Task description
Every line that contains the word "University" should be copied out.

The input
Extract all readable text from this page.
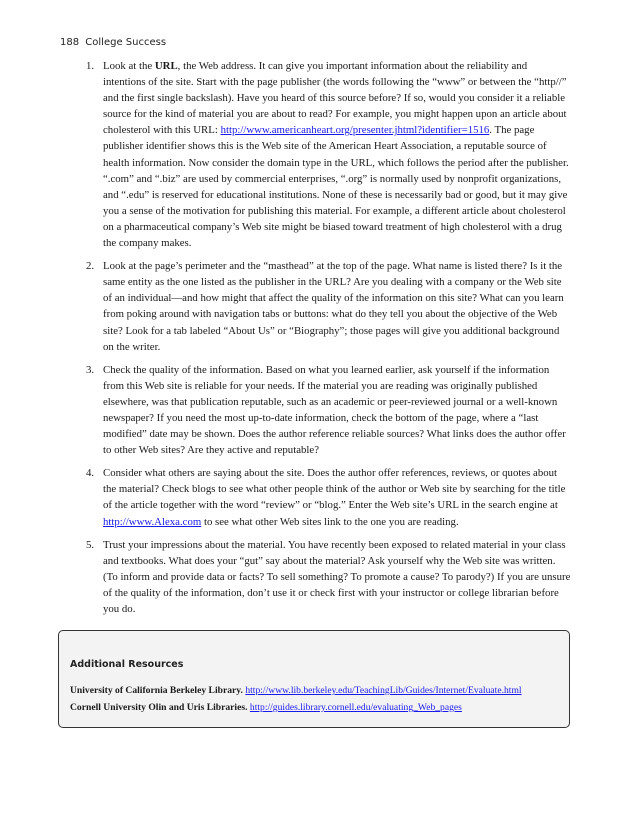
188 College Success
1. Look at the URL, the Web address. It can give you important information about the reliability and intentions of the site. Start with the page publisher (the words following the “www” or between the “http//” and the first single backslash). Have you heard of this source before? If so, would you consider it a reliable source for the kind of material you are about to read? For example, you might happen upon an article about cholesterol with this URL: http://www.americanheart.org/presenter.jhtml?identifier=1516. The page publisher identifier shows this is the Web site of the American Heart Association, a reputable source of health information. Now consider the domain type in the URL, which follows the period after the publisher. “.com” and “.biz” are used by commercial enterprises, “.org” is normally used by nonprofit organizations, and “.edu” is reserved for educational institutions. None of these is necessarily bad or good, but it may give you a sense of the motivation for publishing this material. For example, a different article about cholesterol on a pharmaceutical company’s Web site might be biased toward treatment of high cholesterol with a drug the company makes.
2. Look at the page’s perimeter and the “masthead” at the top of the page. What name is listed there? Is it the same entity as the one listed as the publisher in the URL? Are you dealing with a company or the Web site of an individual—and how might that affect the quality of the information on this site? What can you learn from poking around with navigation tabs or buttons: what do they tell you about the objective of the Web site? Look for a tab labeled “About Us” or “Biography”; those pages will give you additional background on the writer.
3. Check the quality of the information. Based on what you learned earlier, ask yourself if the information from this Web site is reliable for your needs. If the material you are reading was originally published elsewhere, was that publication reputable, such as an academic or peer-reviewed journal or a well-known newspaper? If you need the most up-to-date information, check the bottom of the page, where a “last modified” date may be shown. Does the author reference reliable sources? What links does the author offer to other Web sites? Are they active and reputable?
4. Consider what others are saying about the site. Does the author offer references, reviews, or quotes about the material? Check blogs to see what other people think of the author or Web site by searching for the title of the article together with the word “review” or “blog.” Enter the Web site’s URL in the search engine at http://www.Alexa.com to see what other Web sites link to the one you are reading.
5. Trust your impressions about the material. You have recently been exposed to related material in your class and textbooks. What does your “gut” say about the material? Ask yourself why the Web site was written. (To inform and provide data or facts? To sell something? To promote a cause? To parody?) If you are unsure of the quality of the information, don’t use it or check first with your instructor or college librarian before you do.
Additional Resources
University of California Berkeley Library. http://www.lib.berkeley.edu/TeachingLib/Guides/Internet/Evaluate.html
Cornell University Olin and Uris Libraries. http://guides.library.cornell.edu/evaluating_Web_pages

Solved exercise
University of California Berkeley Library. http://www.lib.berkeley.edu/TeachingLib/Guides/Internet/Evaluate.html
Cornell University Olin and Uris Libraries. http://guides.library.cornell.edu/evaluating_Web_pages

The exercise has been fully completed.